Initial support for reading type information from PDBs.
This implements a PDBASTParser and corresponding logic in
SymbolFilePDB to do type lookup by name. This is just a first
pass and leaves many aspects of type lookup unimplemented, and
just focuses on laying the framework. With this patch, you should
be able to lookup basic types by name from a PDB.
Full class definitions are not completed yet, we will instead
just return a forward declaration of the class.
Differential Revision: http://reviews.llvm.org/D18848
Reviewed by: Greg Clayton
llvm-svn: 266392
diff --git a/lldb/source/Plugins/SymbolFile/PDB/SymbolFilePDB.cpp b/lldb/source/Plugins/SymbolFile/PDB/SymbolFilePDB.cpp
index a6357408..9a82f4d 100644
--- a/lldb/source/Plugins/SymbolFile/PDB/SymbolFilePDB.cpp
+++ b/lldb/source/Plugins/SymbolFile/PDB/SymbolFilePDB.cpp
@@ -9,12 +9,16 @@
#include "SymbolFilePDB.h"
+#include "clang/Lex/Lexer.h"
+
#include "lldb/Core/Module.h"
#include "lldb/Core/PluginManager.h"
+#include "lldb/Symbol/ClangASTContext.h"
#include "lldb/Symbol/CompileUnit.h"
#include "lldb/Symbol/LineTable.h"
#include "lldb/Symbol/ObjectFile.h"
#include "lldb/Symbol/SymbolContext.h"
+#include "lldb/Symbol/TypeMap.h"
#include "llvm/DebugInfo/PDB/IPDBEnumChildren.h"

* Data:

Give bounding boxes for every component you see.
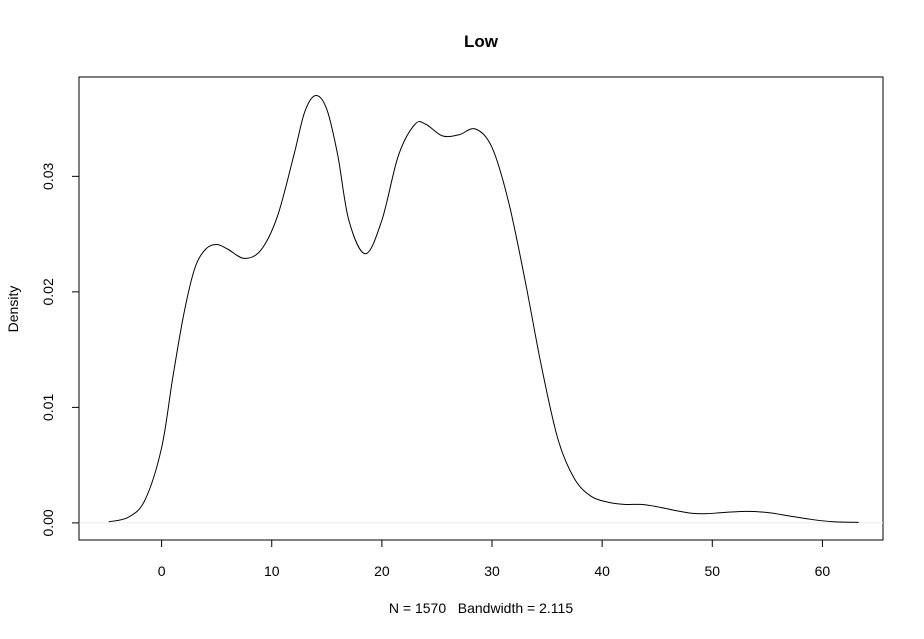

* What to do:
a – Condense the paragraph of the PDB type-lookup commit that begins "This implements a PDBASTParser" into a brief bulleted list, keeping its main facts.
b – Carry on the PDB type-lookup commit from its final line.

* Expected answers:
a –
- Adds a PDBASTParser and matching logic in SymbolFilePDB for looking up types by name.
- Is only a first pass: it lays the framework and leaves many aspects of type lookup unimplemented.
- Makes it possible to look up basic types by name from a PDB.
- Does not yet complete full class definitions and returns a forward declaration of the class instead.

b –
#include "llvm/DebugInfo/PDB/IPDBLineNumber.h"
@@ -26,6 +30,13 @@
#include "llvm/DebugInfo/PDB/PDBSymbolFunc.h"
#include "llvm/DebugInfo/PDB/PDBSymbolFuncDebugEnd.h"
#include "llvm/DebugInfo/PDB/PDBSymbolFuncDebugStart.h"
+#include "llvm/DebugInfo/PDB/PDBSymbolTypeEnum.h"
+#include "llvm/DebugInfo/PDB/PDBSymbolTypeTypedef.h"
+#include "llvm/DebugInfo/PDB/PDBSymbolTypeUDT.h"
+
+#include "Plugins/SymbolFile/PDB/PDBASTParser.h"
+
+#include <regex>
using namespace lldb_private;
@@ -116,6 +127,10 @@
{
lldb::addr_t obj_load_address = m_obj_file->GetFileOffset();
m_session_up->setLoadAddress(obj_load_address);
+
+ TypeSystem *type_system = GetTypeSystemForLanguage(lldb::eLanguageTypeC_plus_plus);
+ ClangASTContext *clang_type_system = llvm::dyn_cast_or_null<ClangASTContext>(type_system);
+ m_tu_decl_ctx_up = llvm::make_unique<CompilerDeclContext>(type_system, clang_type_system->GetTranslationUnitDecl());
}
uint32_t
@@ -245,7 +260,25 @@
lldb_private::Type *
SymbolFilePDB::ResolveTypeUID(lldb::user_id_t type_uid)
{
- return nullptr;
+ auto find_result = m_types.find(type_uid);
+ if (find_result != m_types.end())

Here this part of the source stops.